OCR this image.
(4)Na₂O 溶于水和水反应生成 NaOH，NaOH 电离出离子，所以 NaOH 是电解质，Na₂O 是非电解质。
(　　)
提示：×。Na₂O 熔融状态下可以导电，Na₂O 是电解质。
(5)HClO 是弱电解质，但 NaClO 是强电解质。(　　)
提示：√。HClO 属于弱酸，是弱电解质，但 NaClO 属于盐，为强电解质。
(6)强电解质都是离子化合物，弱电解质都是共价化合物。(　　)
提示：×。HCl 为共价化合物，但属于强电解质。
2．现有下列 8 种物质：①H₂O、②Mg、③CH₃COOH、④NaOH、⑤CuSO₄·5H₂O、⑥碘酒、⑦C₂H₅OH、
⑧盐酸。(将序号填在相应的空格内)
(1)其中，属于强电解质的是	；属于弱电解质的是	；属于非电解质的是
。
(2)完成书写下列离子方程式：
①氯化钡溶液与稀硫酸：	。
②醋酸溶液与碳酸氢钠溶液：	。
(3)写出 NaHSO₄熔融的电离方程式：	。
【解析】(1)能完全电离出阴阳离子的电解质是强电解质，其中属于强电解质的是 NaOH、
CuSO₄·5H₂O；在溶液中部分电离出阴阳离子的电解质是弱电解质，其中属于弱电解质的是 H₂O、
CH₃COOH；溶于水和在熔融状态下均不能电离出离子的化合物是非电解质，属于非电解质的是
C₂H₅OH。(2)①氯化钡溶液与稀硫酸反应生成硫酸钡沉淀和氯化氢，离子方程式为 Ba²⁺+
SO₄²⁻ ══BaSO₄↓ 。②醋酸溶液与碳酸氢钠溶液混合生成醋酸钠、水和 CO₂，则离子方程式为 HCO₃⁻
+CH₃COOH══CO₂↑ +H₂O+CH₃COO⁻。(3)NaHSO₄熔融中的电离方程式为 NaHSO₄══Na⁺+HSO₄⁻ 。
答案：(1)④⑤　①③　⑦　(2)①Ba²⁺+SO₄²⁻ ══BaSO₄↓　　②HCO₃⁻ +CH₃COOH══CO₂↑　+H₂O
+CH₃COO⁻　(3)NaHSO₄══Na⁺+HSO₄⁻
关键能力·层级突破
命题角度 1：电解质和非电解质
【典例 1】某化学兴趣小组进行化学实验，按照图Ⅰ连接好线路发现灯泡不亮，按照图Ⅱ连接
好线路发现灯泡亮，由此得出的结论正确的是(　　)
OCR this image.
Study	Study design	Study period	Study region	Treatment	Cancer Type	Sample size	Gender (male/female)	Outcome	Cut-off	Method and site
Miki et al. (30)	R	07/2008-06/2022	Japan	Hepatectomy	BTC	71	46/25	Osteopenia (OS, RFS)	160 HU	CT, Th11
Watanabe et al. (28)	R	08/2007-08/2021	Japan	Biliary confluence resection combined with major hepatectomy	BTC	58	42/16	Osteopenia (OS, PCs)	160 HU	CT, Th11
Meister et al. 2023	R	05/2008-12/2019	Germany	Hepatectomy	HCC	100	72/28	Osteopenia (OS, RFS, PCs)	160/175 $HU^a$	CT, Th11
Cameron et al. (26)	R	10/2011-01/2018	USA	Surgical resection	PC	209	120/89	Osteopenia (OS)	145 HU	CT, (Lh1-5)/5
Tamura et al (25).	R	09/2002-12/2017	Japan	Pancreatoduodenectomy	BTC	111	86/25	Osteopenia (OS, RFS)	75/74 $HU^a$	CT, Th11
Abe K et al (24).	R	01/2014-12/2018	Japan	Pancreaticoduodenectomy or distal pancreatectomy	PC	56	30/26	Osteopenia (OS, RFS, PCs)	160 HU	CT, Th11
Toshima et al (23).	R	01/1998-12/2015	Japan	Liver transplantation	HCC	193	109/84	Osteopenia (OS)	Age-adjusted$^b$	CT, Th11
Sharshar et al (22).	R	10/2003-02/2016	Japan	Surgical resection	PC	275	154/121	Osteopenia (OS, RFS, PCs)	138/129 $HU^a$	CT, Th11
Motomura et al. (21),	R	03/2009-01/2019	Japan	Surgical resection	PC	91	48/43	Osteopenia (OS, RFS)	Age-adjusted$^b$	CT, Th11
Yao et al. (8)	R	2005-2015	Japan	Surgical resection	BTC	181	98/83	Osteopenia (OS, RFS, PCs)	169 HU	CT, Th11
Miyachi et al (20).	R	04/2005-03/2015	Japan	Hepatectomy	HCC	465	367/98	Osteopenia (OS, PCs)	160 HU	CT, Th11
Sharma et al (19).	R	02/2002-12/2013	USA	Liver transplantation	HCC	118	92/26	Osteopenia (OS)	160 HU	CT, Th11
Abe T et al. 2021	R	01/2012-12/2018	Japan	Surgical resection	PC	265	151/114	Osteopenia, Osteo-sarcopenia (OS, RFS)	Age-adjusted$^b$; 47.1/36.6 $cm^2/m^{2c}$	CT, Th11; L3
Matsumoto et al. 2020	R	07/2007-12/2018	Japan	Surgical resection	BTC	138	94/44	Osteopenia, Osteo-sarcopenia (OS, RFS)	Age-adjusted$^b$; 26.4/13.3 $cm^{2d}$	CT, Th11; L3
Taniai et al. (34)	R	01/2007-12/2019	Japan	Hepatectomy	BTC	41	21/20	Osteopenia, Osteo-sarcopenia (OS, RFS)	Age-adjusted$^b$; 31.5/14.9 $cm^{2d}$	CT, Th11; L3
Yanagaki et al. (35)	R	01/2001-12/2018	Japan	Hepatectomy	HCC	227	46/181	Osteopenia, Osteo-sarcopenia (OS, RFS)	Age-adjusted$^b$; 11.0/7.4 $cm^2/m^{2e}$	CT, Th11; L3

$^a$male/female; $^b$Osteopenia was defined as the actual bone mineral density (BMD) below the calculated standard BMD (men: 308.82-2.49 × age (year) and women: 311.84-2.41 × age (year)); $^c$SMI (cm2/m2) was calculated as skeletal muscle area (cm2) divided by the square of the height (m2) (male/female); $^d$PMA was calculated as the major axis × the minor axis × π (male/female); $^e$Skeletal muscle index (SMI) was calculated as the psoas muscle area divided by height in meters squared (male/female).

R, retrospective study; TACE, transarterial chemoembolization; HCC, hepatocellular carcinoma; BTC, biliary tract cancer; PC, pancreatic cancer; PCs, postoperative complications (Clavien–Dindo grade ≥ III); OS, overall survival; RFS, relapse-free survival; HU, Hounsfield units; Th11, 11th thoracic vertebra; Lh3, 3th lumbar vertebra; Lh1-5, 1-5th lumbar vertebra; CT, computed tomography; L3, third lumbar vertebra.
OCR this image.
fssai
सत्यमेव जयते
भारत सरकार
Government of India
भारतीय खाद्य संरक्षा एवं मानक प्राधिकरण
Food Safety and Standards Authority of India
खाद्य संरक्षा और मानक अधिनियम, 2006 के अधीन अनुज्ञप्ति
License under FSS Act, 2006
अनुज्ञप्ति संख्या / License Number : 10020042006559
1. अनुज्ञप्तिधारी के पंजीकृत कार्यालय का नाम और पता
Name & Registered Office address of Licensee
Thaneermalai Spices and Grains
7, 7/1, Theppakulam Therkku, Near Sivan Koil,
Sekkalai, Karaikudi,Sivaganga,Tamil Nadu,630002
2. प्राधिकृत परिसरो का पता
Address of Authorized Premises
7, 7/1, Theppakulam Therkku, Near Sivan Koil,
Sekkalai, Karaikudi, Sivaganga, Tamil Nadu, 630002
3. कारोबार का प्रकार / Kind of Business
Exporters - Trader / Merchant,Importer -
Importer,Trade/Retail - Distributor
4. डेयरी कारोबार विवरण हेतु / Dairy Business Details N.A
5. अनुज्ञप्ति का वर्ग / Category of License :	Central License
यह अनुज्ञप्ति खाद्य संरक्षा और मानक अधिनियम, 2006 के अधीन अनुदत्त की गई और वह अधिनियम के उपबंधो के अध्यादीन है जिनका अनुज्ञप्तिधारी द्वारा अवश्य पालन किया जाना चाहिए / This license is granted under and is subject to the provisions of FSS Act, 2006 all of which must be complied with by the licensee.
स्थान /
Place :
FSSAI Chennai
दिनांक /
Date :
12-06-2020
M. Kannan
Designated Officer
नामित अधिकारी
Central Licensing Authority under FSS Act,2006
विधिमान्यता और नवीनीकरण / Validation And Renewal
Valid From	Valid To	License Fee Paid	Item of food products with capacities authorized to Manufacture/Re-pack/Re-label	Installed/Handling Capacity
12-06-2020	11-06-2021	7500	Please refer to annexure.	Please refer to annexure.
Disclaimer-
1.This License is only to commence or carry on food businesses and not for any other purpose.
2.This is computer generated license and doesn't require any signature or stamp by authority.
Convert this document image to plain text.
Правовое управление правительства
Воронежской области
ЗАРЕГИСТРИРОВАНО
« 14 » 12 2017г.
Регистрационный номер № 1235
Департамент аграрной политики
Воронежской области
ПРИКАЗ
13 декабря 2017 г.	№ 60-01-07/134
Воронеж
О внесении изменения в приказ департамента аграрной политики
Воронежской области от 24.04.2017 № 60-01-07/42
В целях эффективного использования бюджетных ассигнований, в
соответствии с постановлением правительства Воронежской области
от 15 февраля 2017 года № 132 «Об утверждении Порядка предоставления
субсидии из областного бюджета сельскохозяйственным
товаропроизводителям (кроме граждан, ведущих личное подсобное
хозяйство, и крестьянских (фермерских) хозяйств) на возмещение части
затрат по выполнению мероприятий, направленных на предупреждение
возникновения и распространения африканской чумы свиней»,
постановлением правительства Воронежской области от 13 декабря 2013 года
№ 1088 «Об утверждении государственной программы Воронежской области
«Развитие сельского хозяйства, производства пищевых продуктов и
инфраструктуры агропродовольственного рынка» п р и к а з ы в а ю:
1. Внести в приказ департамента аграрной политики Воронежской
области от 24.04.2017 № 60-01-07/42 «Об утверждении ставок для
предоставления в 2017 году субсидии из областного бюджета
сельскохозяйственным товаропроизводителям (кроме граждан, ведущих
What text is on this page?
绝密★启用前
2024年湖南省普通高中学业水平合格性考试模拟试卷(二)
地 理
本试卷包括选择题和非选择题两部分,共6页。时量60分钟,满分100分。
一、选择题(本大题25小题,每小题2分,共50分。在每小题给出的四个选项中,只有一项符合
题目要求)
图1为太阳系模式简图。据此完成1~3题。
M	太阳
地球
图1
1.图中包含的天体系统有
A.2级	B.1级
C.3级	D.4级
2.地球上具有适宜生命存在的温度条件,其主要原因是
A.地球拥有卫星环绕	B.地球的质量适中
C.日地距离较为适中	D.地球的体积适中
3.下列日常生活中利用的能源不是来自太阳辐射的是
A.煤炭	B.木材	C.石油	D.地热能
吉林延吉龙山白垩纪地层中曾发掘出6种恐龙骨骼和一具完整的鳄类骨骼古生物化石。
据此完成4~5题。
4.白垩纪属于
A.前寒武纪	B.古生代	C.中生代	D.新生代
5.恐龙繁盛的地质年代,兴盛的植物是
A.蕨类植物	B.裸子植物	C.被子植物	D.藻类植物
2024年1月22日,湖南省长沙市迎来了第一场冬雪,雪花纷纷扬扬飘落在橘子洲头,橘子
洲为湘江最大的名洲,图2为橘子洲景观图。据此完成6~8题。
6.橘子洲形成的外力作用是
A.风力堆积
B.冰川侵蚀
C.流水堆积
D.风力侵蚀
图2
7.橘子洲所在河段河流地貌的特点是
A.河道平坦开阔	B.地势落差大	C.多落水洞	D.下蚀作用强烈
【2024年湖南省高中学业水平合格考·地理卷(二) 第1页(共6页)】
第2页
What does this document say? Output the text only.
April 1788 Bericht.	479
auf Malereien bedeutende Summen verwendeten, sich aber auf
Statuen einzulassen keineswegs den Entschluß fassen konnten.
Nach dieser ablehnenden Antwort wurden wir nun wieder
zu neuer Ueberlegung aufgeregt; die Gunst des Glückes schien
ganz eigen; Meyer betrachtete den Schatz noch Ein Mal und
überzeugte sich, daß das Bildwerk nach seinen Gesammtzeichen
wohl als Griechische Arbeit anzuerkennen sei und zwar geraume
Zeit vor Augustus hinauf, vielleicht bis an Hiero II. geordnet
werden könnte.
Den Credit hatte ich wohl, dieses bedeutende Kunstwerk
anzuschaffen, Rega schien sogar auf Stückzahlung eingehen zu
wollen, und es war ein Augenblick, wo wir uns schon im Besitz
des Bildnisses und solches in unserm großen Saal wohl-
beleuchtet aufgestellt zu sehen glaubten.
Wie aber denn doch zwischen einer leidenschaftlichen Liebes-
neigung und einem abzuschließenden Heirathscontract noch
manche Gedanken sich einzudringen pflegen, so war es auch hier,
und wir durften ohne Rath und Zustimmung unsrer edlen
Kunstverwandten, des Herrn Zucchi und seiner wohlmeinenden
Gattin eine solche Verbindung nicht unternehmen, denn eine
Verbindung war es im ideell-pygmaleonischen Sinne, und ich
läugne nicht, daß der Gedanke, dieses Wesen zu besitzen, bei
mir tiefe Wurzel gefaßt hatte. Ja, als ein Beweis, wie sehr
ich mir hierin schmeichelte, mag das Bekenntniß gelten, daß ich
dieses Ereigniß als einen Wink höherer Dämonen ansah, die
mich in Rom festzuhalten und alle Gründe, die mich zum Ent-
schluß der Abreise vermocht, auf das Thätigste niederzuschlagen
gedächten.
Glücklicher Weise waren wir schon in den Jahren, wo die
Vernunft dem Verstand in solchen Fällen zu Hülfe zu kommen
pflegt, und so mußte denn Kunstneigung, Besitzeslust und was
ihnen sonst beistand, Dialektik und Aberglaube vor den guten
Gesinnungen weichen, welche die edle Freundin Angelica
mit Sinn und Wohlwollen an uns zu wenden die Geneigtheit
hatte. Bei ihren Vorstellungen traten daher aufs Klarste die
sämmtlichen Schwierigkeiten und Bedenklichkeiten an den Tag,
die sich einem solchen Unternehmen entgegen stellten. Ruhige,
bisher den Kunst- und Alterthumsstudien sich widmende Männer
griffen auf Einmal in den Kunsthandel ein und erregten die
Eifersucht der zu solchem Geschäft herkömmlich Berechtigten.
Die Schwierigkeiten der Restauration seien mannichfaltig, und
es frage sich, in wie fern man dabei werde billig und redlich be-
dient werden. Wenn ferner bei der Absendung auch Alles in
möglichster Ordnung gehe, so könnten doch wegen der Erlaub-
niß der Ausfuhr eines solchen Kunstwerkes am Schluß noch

### [Aim]
Your task is to pick out every line with the string "only" and copy it.

### [Exercise output]
1.This License is only to commence or carry on food businesses and not for any other purpose.
What does this document say? Output the text only.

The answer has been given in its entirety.